• _The request_
Give every line from the entries that contains "sera".

(Stored records)
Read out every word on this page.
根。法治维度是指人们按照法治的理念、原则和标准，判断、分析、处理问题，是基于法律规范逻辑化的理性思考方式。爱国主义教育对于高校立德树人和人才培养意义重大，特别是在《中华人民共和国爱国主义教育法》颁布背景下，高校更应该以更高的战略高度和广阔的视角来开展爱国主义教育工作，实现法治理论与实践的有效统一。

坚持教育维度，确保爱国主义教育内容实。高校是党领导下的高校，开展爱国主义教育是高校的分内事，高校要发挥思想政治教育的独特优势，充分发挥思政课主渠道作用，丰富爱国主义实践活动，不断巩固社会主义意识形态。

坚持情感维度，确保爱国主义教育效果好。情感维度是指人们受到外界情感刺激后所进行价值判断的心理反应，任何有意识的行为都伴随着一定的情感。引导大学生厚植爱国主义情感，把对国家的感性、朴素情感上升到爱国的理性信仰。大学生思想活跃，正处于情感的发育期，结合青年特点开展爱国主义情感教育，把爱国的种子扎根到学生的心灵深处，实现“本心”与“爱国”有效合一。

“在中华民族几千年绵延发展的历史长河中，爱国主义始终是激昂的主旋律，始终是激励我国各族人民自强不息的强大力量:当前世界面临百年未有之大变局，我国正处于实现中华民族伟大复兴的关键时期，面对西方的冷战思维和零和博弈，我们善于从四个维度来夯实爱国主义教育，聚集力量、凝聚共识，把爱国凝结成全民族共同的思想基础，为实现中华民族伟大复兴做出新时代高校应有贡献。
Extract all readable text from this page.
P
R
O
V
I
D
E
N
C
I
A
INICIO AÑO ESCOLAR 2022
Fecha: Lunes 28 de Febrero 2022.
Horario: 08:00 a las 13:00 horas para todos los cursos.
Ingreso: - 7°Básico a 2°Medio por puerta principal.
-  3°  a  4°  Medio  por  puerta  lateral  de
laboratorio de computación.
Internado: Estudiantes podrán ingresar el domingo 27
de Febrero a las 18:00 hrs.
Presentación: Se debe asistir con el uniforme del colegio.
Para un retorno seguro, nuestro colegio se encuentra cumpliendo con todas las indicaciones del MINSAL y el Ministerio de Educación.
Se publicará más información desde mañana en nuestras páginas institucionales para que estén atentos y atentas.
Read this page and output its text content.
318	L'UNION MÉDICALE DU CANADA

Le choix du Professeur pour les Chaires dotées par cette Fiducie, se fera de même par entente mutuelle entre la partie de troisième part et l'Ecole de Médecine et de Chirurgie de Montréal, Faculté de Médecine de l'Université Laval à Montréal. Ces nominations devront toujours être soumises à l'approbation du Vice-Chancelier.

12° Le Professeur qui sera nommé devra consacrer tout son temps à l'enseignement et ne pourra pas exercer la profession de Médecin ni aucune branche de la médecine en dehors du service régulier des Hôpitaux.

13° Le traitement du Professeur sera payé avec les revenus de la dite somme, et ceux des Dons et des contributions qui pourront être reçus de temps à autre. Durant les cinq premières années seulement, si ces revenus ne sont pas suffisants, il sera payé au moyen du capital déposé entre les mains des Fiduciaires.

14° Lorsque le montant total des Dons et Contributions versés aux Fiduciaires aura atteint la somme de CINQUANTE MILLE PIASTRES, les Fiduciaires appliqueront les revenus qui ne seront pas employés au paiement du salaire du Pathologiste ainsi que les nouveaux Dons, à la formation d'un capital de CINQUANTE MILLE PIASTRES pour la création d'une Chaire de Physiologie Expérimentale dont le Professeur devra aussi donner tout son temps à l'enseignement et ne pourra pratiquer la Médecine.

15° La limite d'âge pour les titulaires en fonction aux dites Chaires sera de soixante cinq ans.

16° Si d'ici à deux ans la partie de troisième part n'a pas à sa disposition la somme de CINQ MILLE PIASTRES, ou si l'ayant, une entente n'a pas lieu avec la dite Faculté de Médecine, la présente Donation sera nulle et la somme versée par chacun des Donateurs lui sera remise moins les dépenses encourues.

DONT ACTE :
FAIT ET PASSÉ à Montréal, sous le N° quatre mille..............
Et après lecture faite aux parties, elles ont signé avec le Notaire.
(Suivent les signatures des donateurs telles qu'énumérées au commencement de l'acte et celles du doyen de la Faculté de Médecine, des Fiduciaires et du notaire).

• _Result for this task_
12° Le Professeur qui sera nommé devra consacrer tout son temps à l'enseignement et ne pourra pas exercer la profession de Médecin ni aucune branche de la médecine en dehors du service régulier des Hôpitaux.
13° Le traitement du Professeur sera payé avec les revenus de la dite somme, et ceux des Dons et des contributions qui pourront être reçus de temps à autre. Durant les cinq premières années seulement, si ces revenus ne sont pas suffisants, il sera payé au moyen du capital déposé entre les mains des Fiduciaires.
15° La limite d'âge pour les titulaires en fonction aux dites Chaires sera de soixante cinq ans.
16° Si d'ici à deux ans la partie de troisième part n'a pas à sa disposition la somme de CINQ MILLE PIASTRES, ou si l'ayant, une entente n'a pas lieu avec la dite Faculté de Médecine, la présente Donation sera nulle et la somme versée par chacun des Donateurs lui sera remise moins les dépenses encourues.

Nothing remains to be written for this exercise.